- **DATASET EXCERPTS**:
▬▬▬
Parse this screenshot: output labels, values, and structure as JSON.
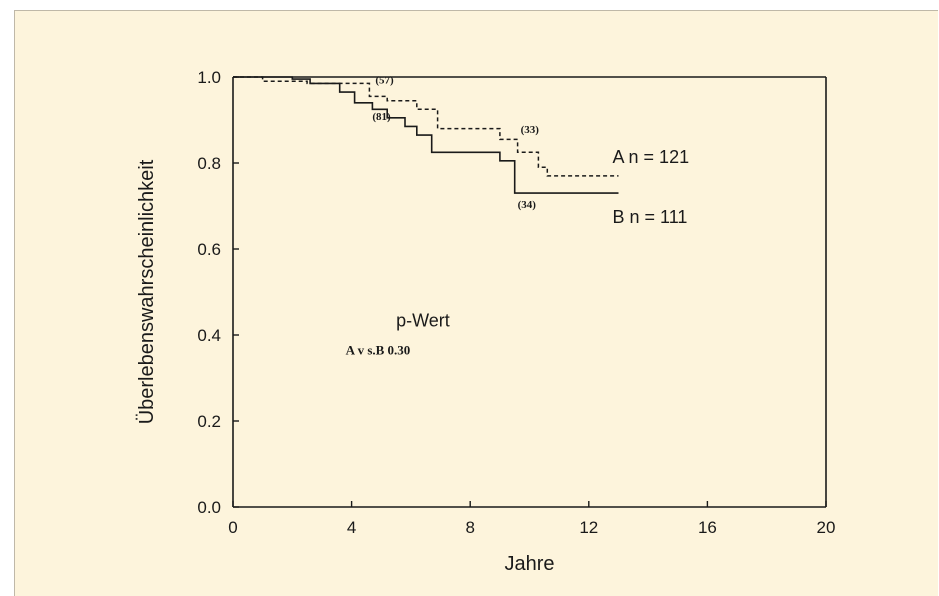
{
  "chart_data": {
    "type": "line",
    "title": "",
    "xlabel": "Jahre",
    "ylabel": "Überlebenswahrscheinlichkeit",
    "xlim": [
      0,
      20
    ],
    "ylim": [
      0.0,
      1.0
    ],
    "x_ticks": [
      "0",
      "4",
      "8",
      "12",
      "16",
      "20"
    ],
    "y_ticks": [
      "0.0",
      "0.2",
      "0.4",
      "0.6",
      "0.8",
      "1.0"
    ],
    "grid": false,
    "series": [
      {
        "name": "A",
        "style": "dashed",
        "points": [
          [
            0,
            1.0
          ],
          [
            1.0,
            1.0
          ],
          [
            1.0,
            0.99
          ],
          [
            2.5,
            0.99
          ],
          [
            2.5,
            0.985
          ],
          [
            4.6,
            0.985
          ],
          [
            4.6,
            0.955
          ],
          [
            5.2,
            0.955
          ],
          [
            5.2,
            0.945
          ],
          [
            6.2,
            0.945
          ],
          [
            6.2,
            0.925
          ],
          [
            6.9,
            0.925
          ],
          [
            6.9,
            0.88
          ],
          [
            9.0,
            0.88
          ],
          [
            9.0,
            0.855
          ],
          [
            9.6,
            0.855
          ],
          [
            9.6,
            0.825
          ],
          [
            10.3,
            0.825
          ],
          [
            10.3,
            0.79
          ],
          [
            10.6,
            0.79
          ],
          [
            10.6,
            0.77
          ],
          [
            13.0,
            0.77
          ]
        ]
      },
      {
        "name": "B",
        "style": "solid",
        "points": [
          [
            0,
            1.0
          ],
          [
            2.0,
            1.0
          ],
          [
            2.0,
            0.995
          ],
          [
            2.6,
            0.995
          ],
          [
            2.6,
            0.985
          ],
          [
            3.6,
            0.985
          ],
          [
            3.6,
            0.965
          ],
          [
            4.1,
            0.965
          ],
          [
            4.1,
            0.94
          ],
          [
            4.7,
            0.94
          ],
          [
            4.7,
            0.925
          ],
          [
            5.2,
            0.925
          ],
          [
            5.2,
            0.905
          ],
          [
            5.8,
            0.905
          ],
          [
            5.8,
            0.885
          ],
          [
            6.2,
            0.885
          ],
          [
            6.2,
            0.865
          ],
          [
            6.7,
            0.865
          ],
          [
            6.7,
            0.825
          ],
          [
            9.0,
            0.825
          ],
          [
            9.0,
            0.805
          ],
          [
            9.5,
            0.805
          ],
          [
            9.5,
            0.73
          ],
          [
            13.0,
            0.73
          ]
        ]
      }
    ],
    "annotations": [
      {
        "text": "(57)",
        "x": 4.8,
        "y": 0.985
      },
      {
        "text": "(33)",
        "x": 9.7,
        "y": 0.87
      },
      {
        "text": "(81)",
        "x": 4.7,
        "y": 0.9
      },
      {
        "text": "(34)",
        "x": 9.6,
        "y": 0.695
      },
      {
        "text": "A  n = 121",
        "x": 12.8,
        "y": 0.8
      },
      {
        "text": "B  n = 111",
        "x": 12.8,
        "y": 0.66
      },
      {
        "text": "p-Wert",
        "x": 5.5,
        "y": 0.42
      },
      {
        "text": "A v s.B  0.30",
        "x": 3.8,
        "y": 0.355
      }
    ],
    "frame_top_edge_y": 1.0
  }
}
▬▬▬
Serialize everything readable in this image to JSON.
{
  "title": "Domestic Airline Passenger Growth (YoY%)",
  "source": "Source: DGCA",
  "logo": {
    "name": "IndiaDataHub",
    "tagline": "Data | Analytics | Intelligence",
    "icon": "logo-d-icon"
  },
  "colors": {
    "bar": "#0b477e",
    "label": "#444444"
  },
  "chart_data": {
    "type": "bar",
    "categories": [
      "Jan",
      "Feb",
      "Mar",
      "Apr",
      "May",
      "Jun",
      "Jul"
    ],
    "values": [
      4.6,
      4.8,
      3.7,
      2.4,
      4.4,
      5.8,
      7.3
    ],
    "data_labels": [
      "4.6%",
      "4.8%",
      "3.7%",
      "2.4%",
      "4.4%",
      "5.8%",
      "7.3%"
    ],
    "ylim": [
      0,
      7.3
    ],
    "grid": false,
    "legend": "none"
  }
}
▬▬▬
- **WHAT NEEDS TO BE DONE**: Whichever lines contain the string "text", select and copy them.

- **COMPLETED EXERCISE**:
        "text": "(57)",
        "text": "(33)",
        "text": "(81)",
        "text": "(34)",
        "text": "A  n = 121",
        "text": "B  n = 111",
        "text": "p-Wert",
        "text": "A v s.B  0.30",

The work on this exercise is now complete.